# [Work to be completed]
Output the data below exactly.

Recorded data
◇ ◇ ◇ ◇

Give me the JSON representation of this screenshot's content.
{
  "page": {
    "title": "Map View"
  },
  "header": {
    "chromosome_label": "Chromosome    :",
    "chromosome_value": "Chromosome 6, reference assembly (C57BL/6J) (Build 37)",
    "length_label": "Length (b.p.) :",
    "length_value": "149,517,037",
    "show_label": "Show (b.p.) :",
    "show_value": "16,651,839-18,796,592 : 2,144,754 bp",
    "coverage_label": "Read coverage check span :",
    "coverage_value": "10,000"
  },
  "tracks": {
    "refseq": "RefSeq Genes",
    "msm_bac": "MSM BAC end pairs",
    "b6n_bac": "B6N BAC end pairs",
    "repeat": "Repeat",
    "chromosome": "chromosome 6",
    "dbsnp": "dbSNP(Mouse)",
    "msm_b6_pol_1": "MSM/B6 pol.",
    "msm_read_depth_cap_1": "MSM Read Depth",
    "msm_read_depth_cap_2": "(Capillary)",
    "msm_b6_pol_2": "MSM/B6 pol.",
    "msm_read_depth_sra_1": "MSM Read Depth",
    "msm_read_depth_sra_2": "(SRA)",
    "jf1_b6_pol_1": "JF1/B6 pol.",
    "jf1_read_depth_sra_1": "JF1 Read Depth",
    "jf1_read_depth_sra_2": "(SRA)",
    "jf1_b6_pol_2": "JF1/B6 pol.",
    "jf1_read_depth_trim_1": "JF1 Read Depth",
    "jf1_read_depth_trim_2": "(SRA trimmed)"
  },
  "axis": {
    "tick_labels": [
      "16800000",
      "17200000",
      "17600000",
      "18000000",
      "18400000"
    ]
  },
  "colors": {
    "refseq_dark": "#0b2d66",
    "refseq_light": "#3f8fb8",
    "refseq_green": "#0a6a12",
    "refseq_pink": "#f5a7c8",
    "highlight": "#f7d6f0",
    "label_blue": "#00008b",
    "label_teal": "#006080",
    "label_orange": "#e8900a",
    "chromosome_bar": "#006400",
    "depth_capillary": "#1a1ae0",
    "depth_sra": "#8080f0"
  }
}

◇ ◇ ◇ ◇

# [Exercise response]
Give me the JSON representation of this screenshot's content.
{
  "page": {
    "title": "Map View"
  },
  "header": {
    "chromosome_label": "Chromosome    :",
    "chromosome_value": "Chromosome 6, reference assembly (C57BL/6J) (Build 37)",
    "length_label": "Length (b.p.) :",
    "length_value": "149,517,037",
    "show_label": "Show (b.p.) :",
    "show_value": "16,651,839-18,796,592 : 2,144,754 bp",
    "coverage_label": "Read coverage check span :",
    "coverage_value": "10,000"
  },
  "tracks": {
    "refseq": "RefSeq Genes",
    "msm_bac": "MSM BAC end pairs",
    "b6n_bac": "B6N BAC end pairs",
    "repeat": "Repeat",
    "chromosome": "chromosome 6",
    "dbsnp": "dbSNP(Mouse)",
    "msm_b6_pol_1": "MSM/B6 pol.",
    "msm_read_depth_cap_1": "MSM Read Depth",
    "msm_read_depth_cap_2": "(Capillary)",
    "msm_b6_pol_2": "MSM/B6 pol.",
    "msm_read_depth_sra_1": "MSM Read Depth",
    "msm_read_depth_sra_2": "(SRA)",
    "jf1_b6_pol_1": "JF1/B6 pol.",
    "jf1_read_depth_sra_1": "JF1 Read Depth",
    "jf1_read_depth_sra_2": "(SRA)",
    "jf1_b6_pol_2": "JF1/B6 pol.",
    "jf1_read_depth_trim_1": "JF1 Read Depth",
    "jf1_read_depth_trim_2": "(SRA trimmed)"
  },
  "axis": {
    "tick_labels": [
      "16800000",
      "17200000",
      "17600000",
      "18000000",
      "18400000"
    ]
  },
  "colors": {
    "refseq_dark": "#0b2d66",
    "refseq_light": "#3f8fb8",
    "refseq_green": "#0a6a12",
    "refseq_pink": "#f5a7c8",
    "highlight": "#f7d6f0",
    "label_blue": "#00008b",
    "label_teal": "#006080",
    "label_orange": "#e8900a",
    "chromosome_bar": "#006400",
    "depth_capillary": "#1a1ae0",
    "depth_sra": "#8080f0"
  }
}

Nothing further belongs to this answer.